▸ Set exercise:
In the lines below, change "Shipping Cost" to "Freight Cost" wherever it appears and leave everything else as it is. Give all the lines back without the pictures.

▸ Input data:
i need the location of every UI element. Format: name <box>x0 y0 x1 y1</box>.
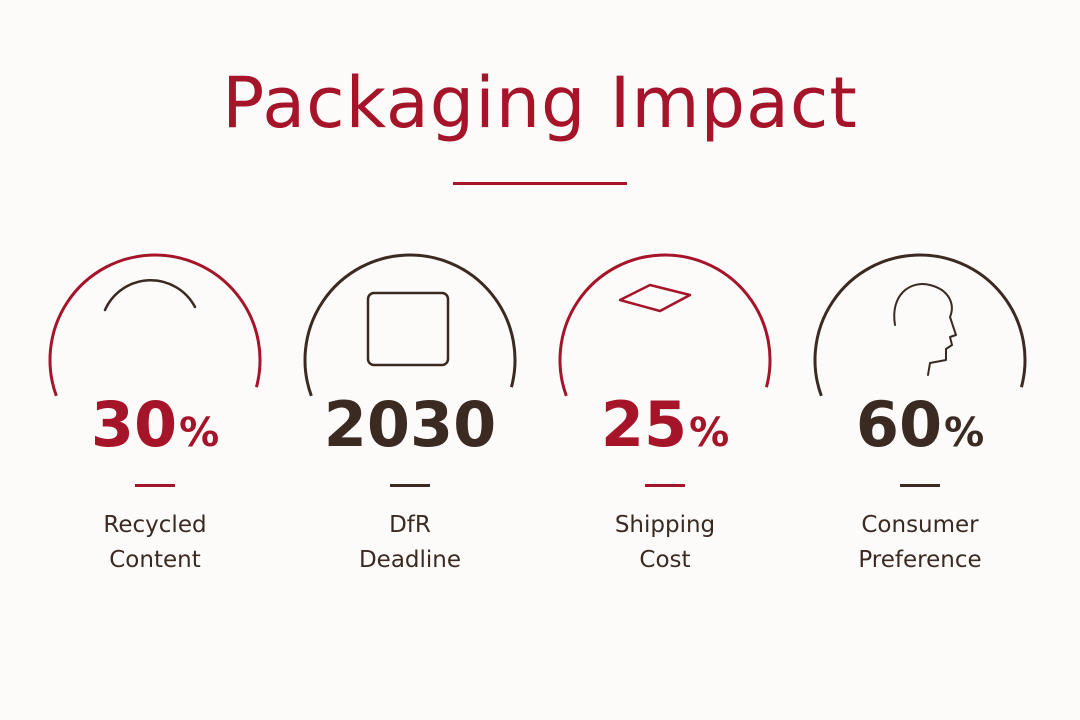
title: Packaging Impact <box>222 62 858 144</box>
stat: 60% Consumer Preference <box>800 245 1040 605</box>
icon <box>103 279 197 312</box>
ring-arc <box>303 253 517 397</box>
stat-label: DfR Deadline <box>290 508 530 578</box>
stat-label-line: Recycled <box>103 512 207 538</box>
stat-label-line: Shipping <box>614 512 716 538</box>
stat-value: 25% <box>545 385 785 473</box>
stat-label-line: Preference <box>858 547 982 573</box>
stat: 30% Recycled Content <box>35 245 275 605</box>
icon <box>618 283 692 313</box>
ring-arc <box>813 253 1027 397</box>
stat-label: Consumer Preference <box>800 508 1040 578</box>
stat-unit: % <box>944 410 985 456</box>
ring <box>48 253 262 397</box>
stat-number: 2030 <box>323 388 497 461</box>
stat-number: 25 <box>600 388 688 461</box>
stat-label-line: DfR <box>389 512 431 538</box>
icon <box>366 291 450 367</box>
ring-arc <box>48 253 262 397</box>
stat-label: Shipping Cost <box>545 508 785 578</box>
stat-dash <box>900 484 940 487</box>
ring-arc <box>558 253 772 397</box>
stat-value: 30% <box>35 385 275 473</box>
stat: 25% Shipping Cost <box>545 245 785 605</box>
stat-number: 60 <box>855 388 943 461</box>
stat-unit: % <box>179 410 220 456</box>
stat-label: Recycled Content <box>35 508 275 578</box>
title-rule <box>453 182 627 185</box>
ring <box>558 253 772 397</box>
stat-value: 2030 <box>290 385 530 465</box>
ring <box>303 253 517 397</box>
stat-label-line: Cost <box>639 547 691 573</box>
stat-unit: % <box>689 410 730 456</box>
stat: 2030 DfR Deadline <box>290 245 530 605</box>
stat-number: 30 <box>90 388 178 461</box>
icon <box>893 283 957 376</box>
stat-label-line: Consumer <box>861 512 979 538</box>
stat-value: 60% <box>800 385 1040 473</box>
stat-dash <box>645 484 685 487</box>
stat-label-line: Deadline <box>358 547 462 573</box>
stat-dash <box>135 484 175 487</box>
stat-dash <box>390 484 430 487</box>
ring <box>813 253 1027 397</box>
stat-label-line: Content <box>109 547 201 573</box>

▸ Solution:
i need the location of every UI element. Format: name <box>x0 y0 x1 y1</box>.
title: Packaging Impact <box>222 62 858 144</box>
stat: 60% Consumer Preference <box>800 245 1040 605</box>
icon <box>103 279 197 312</box>
ring-arc <box>303 253 517 397</box>
stat-label: DfR Deadline <box>290 508 530 578</box>
stat-label-line: Recycled <box>103 512 207 538</box>
stat-label-line: Shipping <box>614 512 716 538</box>
stat-value: 25% <box>545 385 785 473</box>
stat-label-line: Preference <box>858 547 982 573</box>
stat: 30% Recycled Content <box>35 245 275 605</box>
icon <box>618 283 692 313</box>
ring-arc <box>813 253 1027 397</box>
stat-label: Consumer Preference <box>800 508 1040 578</box>
stat-unit: % <box>944 410 985 456</box>
ring <box>48 253 262 397</box>
stat-number: 2030 <box>323 388 497 461</box>
stat-number: 25 <box>600 388 688 461</box>
stat-label-line: DfR <box>389 512 431 538</box>
icon <box>366 291 450 367</box>
ring-arc <box>48 253 262 397</box>
stat-label: Freight Cost <box>545 508 785 578</box>
stat-dash <box>900 484 940 487</box>
ring-arc <box>558 253 772 397</box>
stat-value: 30% <box>35 385 275 473</box>
stat: 25% Freight Cost <box>545 245 785 605</box>
stat-number: 60 <box>855 388 943 461</box>
stat-unit: % <box>179 410 220 456</box>
stat-label: Recycled Content <box>35 508 275 578</box>
title-rule <box>453 182 627 185</box>
ring <box>558 253 772 397</box>
stat-value: 2030 <box>290 385 530 465</box>
ring <box>303 253 517 397</box>
stat-label-line: Cost <box>639 547 691 573</box>
stat-unit: % <box>689 410 730 456</box>
stat: 2030 DfR Deadline <box>290 245 530 605</box>
stat-number: 30 <box>90 388 178 461</box>
icon <box>893 283 957 376</box>
stat-label-line: Consumer <box>861 512 979 538</box>
stat-value: 60% <box>800 385 1040 473</box>
stat-dash <box>645 484 685 487</box>
stat-label-line: Deadline <box>358 547 462 573</box>
stat-dash <box>135 484 175 487</box>
stat-dash <box>390 484 430 487</box>
ring <box>813 253 1027 397</box>
stat-label-line: Content <box>109 547 201 573</box>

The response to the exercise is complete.